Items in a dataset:
***

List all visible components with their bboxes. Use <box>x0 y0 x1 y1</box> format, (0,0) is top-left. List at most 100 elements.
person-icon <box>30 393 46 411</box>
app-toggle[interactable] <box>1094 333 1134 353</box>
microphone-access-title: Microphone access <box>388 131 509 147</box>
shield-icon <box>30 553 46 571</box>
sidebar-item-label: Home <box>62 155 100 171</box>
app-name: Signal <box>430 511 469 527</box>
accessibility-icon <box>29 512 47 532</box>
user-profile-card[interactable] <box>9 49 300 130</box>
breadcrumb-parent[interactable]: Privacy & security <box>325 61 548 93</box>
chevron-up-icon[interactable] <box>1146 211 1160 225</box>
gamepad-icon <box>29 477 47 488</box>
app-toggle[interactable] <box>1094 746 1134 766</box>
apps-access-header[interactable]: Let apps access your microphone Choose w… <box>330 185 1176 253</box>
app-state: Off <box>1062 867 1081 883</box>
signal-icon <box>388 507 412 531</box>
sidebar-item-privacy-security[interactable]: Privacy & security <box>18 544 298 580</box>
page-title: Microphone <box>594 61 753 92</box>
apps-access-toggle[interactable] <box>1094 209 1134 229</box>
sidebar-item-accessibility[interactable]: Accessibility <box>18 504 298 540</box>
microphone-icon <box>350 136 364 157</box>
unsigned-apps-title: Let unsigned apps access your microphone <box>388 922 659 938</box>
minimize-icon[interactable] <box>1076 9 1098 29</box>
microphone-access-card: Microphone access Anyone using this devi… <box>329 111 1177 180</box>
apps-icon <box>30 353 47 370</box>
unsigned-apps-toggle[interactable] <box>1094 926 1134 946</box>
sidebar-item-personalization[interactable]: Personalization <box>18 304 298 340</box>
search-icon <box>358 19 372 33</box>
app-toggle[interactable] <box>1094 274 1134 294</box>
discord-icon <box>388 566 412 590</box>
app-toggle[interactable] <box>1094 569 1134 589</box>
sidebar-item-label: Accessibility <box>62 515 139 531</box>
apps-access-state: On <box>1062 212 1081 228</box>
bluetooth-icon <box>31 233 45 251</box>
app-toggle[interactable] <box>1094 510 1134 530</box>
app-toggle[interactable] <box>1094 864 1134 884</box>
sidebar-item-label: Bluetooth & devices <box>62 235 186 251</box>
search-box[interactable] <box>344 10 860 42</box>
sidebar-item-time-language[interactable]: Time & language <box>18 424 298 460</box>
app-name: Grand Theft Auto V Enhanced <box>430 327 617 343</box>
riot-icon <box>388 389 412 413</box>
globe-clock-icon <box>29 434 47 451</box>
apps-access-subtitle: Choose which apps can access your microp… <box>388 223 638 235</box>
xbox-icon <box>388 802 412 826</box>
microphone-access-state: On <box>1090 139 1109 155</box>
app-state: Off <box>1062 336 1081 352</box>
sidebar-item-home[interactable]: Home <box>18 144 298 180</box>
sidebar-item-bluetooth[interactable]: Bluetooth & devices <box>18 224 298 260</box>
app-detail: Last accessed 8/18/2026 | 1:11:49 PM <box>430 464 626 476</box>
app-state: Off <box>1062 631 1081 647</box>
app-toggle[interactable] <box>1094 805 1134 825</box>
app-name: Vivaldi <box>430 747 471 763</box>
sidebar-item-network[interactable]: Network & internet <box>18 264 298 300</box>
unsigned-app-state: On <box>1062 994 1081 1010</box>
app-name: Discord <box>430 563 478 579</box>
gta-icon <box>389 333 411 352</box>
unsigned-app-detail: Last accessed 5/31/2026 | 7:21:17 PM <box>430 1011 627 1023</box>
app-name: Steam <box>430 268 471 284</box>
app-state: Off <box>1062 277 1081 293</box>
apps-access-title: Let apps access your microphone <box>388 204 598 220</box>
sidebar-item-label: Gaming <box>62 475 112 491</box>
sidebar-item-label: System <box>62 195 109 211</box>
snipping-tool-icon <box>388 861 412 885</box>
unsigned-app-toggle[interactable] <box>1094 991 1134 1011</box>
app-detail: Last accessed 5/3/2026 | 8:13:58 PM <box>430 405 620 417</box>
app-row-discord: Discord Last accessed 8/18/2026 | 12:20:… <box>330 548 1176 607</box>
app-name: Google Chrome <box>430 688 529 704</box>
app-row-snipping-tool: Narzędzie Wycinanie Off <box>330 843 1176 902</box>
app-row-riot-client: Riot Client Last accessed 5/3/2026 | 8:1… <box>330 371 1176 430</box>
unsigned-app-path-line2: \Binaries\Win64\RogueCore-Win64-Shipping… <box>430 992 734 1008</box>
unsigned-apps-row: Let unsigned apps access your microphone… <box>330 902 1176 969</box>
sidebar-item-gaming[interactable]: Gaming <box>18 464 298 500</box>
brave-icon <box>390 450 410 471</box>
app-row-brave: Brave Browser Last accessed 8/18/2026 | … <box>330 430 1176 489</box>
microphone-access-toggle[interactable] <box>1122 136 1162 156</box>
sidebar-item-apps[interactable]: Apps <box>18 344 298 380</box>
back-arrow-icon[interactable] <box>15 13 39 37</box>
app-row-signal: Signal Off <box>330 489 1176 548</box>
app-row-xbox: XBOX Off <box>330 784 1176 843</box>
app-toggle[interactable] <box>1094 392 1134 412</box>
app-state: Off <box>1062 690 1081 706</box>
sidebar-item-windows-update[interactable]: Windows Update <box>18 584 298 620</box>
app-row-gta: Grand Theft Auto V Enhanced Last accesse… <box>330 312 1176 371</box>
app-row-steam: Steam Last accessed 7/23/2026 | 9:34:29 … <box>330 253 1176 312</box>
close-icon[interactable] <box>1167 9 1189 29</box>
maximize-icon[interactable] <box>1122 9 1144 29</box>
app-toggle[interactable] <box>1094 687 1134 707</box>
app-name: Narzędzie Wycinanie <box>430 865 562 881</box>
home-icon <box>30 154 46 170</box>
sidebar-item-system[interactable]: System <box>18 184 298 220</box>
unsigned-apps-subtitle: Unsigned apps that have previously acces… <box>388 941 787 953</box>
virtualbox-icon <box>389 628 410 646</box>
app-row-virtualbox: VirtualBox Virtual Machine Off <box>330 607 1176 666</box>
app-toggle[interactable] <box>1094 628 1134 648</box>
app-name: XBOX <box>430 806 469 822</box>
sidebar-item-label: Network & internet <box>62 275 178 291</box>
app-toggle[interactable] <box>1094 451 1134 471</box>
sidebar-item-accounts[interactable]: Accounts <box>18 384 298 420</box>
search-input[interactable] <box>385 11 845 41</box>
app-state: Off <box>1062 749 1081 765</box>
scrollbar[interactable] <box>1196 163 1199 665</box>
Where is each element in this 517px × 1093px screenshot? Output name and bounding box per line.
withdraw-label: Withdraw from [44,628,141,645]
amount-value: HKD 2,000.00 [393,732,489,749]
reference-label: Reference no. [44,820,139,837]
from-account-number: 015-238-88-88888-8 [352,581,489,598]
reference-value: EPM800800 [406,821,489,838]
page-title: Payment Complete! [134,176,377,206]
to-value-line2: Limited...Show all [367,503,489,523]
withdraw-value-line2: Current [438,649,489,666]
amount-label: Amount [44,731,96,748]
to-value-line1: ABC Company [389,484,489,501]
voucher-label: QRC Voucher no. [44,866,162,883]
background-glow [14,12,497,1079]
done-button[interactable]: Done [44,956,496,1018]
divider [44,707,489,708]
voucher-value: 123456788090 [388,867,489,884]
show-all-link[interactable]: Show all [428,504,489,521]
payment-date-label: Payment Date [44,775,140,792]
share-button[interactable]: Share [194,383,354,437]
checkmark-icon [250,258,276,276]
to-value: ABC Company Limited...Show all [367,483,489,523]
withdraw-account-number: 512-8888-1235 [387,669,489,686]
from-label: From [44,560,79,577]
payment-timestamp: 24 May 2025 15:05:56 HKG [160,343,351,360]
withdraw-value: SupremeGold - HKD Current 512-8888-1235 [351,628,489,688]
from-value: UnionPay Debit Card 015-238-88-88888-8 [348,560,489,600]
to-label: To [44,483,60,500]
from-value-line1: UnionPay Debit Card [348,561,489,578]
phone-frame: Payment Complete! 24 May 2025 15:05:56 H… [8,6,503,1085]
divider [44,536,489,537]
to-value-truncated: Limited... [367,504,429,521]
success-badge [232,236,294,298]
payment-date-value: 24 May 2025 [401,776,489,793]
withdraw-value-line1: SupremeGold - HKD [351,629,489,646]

***

Could you transcribe the stretch of material from its first line through the line containing "app-toggle[interactable] <box>1094 333", both included, copying each line verbatim?

Solution to this problem:
List all visible components with their bboxes. Use <box>x0 y0 x1 y1</box> format, (0,0) is top-left. List at most 100 elements.
person-icon <box>30 393 46 411</box>
app-toggle[interactable] <box>1094 333 1134 353</box>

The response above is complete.